SET PROBLEM:
Take from the listing each line that has the string "budowlanych".

Extracted data entries:
• • • •
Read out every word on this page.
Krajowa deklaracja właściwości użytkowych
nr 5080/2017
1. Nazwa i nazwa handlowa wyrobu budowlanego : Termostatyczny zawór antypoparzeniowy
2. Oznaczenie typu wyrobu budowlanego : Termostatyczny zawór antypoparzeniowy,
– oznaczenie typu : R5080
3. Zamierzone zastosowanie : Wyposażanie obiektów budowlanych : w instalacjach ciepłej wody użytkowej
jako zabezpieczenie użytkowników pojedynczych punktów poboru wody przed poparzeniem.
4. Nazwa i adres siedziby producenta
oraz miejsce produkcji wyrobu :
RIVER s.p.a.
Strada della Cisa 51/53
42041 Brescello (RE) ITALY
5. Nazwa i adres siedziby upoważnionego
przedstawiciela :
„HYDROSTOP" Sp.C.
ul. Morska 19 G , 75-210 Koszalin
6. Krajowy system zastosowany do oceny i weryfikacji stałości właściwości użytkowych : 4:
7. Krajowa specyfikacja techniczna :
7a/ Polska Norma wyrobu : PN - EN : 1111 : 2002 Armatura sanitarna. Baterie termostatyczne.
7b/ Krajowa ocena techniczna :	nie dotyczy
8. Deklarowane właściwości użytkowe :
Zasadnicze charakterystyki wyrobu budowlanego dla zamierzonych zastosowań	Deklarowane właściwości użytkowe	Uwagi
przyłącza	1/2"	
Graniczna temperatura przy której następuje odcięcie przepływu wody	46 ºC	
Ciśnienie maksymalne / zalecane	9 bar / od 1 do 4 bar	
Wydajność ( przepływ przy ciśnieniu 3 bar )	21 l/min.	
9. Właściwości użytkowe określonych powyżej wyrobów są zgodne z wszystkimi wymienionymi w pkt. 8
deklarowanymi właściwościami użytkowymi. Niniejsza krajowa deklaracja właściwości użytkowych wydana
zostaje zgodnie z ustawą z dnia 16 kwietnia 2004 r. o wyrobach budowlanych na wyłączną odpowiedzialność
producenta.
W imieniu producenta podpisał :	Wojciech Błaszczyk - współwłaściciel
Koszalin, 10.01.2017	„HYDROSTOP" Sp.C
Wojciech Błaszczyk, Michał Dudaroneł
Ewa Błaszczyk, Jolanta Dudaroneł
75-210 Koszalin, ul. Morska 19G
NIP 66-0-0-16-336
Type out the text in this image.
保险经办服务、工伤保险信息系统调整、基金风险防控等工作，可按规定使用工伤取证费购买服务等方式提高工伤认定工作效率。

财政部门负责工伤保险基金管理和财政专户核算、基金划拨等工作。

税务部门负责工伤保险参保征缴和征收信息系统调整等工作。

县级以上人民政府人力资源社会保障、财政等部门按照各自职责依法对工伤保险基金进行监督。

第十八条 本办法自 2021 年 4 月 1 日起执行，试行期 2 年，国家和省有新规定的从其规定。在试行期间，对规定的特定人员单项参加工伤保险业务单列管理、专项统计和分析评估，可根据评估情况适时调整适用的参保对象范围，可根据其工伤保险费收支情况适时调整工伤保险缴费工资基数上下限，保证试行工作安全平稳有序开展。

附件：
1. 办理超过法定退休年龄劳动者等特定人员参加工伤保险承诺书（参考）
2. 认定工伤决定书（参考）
• • • •
COMPLETE ANSWER:
3. Zamierzone zastosowanie : Wyposażanie obiektów budowlanych : w instalacjach ciepłej wody użytkowej
zostaje zgodnie z ustawą z dnia 16 kwietnia 2004 r. o wyrobach budowlanych na wyłączną odpowiedzialność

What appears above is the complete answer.